### Aim of the exercise:
Return all lines where the word "TTPK" can be found.

### Provided material:
----------
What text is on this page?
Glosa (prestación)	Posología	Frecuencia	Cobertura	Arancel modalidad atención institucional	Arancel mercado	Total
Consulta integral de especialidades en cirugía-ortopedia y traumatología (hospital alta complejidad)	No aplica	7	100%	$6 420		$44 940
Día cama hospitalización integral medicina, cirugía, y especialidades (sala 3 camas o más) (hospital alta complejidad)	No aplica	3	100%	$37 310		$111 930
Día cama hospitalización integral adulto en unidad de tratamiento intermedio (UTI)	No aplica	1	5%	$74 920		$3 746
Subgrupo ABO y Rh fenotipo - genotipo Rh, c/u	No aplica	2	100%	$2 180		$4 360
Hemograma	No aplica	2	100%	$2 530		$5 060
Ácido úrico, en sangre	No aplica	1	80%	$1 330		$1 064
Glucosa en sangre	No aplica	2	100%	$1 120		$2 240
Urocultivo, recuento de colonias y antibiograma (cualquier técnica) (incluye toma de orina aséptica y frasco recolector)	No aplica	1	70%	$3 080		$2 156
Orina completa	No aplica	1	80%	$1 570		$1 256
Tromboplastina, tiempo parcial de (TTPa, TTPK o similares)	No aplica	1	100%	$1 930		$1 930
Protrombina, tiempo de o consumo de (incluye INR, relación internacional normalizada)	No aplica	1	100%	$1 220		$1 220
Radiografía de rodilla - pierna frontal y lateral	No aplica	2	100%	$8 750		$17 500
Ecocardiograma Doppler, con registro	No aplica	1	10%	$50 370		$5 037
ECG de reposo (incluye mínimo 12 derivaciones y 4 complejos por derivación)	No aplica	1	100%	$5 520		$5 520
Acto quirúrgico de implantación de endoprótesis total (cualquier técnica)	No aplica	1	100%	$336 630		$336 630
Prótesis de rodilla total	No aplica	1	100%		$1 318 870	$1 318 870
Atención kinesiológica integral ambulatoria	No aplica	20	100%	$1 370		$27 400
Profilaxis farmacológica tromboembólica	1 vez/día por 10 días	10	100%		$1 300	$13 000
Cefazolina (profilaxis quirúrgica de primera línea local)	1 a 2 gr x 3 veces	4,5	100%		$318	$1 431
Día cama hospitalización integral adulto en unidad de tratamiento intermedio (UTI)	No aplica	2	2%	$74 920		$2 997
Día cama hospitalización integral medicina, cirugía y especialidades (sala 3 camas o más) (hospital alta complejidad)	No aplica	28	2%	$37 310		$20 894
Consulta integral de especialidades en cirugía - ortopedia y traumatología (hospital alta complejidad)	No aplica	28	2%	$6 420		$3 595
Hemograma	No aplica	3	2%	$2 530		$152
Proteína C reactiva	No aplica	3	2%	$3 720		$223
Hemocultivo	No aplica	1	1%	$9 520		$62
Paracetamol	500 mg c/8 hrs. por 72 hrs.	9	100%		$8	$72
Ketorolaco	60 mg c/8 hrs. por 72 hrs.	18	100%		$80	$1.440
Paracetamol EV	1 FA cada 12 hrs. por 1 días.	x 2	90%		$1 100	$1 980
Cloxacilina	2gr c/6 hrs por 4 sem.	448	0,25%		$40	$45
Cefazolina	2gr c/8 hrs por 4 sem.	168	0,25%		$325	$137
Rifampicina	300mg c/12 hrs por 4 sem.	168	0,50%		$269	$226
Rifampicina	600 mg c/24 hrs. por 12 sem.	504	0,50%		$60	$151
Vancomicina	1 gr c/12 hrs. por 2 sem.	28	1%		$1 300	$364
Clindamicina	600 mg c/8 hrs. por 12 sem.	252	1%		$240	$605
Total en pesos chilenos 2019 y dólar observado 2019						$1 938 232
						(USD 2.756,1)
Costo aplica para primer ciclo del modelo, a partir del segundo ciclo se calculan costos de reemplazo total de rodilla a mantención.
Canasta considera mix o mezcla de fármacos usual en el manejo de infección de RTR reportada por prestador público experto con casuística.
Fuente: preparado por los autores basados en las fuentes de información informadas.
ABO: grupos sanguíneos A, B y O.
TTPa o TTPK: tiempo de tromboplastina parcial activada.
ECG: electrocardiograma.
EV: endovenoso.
----------
### Result:
Tromboplastina, tiempo parcial de (TTPa, TTPK o similares)	No aplica	1	100%	$1 930		$1 930
TTPa o TTPK: tiempo de tromboplastina parcial activada.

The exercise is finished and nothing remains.